This evening I attended a meeting of the First Suburbs Consortium, which I wrote about in an earlier post. The topic of housing happened to be addressed. One thing that the majority of older, built suburbs, such as Amberley, have in common, is a lack of available housing for our aging population. The advantage that Amberley has, over Blue Ash (where this is the MAIN issue of concern), is that we have available land for rectifying this situation. Luxury condos, lifestyle homes, or apartments featuring universal design features might be just what Amberley needs in order to attract new residents and keep empty-nesters in our community. At the request of the attendees, this issue will continue to be addressed and meetings are open to everyone. If you would like to be notified of the next meeting of First Suburbs, please let me know and I'll be happy to get you the information.

Friday, October 11, 2013

Keeping Tabs on Me

This upcoming election, I am fortunate that I am running without an opponent. Hopefully that means that residents are satisfied, or, at least, not dissatisfied, with my job performance over the last two years. I have tried to communicate with as many of you as I can about things in Amberley that I am working on or that I think residents should be made aware of. I could probably update this blog more often, but then I might run the risk of becoming more spam in your inbox.

The question was raised recently about why I am putting up campaign signs and communicating with voters during election season when I am running unopposed. The answer is simple: I cannot expect voters to vote for me simply because I don't have an opponent. In my opinion, I still have to earn your vote, and to earn your vote, I need to prove that I am still working hard for Amberley. In fact, I have to work harder than ever because given the current makeup of council, and probably into the near future, I will still be a "lone wolf" when it comes to pressing for improvements that would positively impact the quality of life for residents.

What you need to do →
1 > In the blog excerpt, what advantage does Amberley have over Blue Ash regarding housing?
2 > Copy the blog excerpt word for word, from "Friday, October 11, 2013" up to and including "in your inbox.".

Given information →

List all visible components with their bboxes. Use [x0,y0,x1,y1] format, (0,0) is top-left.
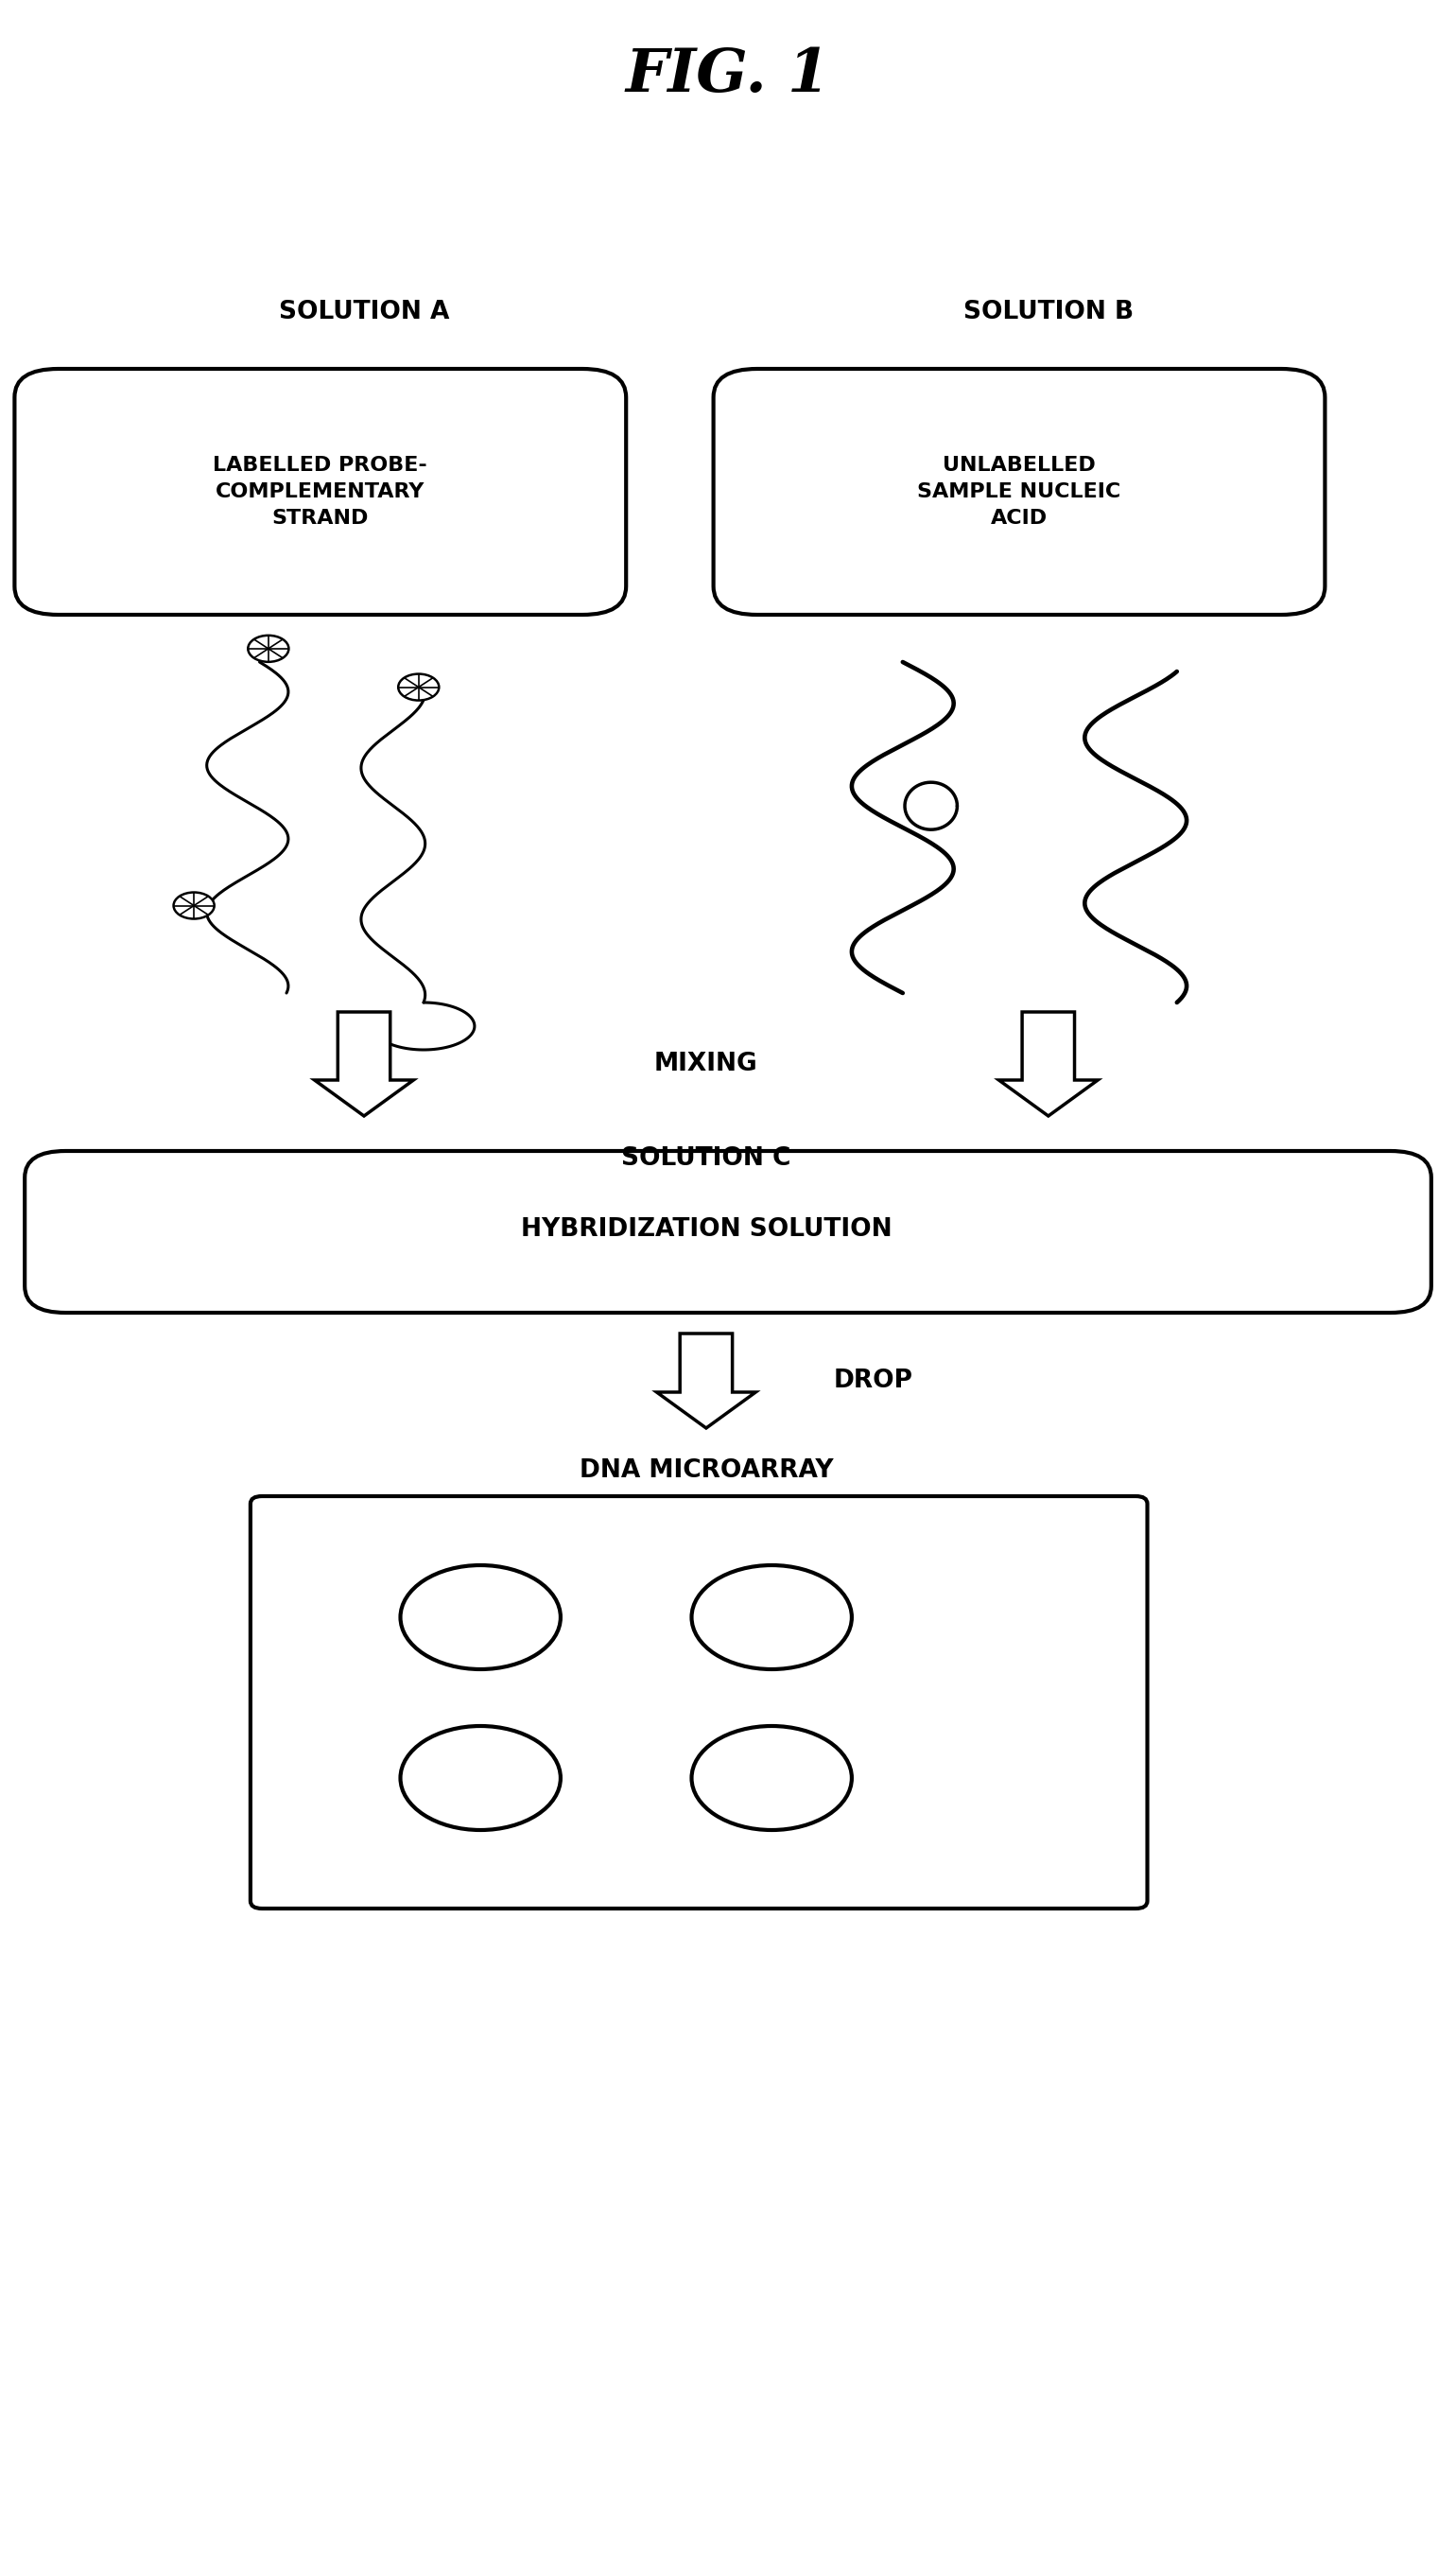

Outputs by task →
1 > Amberley has available land to address the lack of housing for its aging population.

2 >
Friday, October 11, 2013

Keeping Tabs on Me

This upcoming election, I am fortunate that I am running without an opponent. Hopefully that means that residents are satisfied, or, at least, not dissatisfied, with my job performance over the last two years. I have tried to communicate with as many of you as I can about things in Amberley that I am working on or that I think residents should be made aware of. I could probably update this blog more often, but then I might run the risk of becoming more spam in your inbox.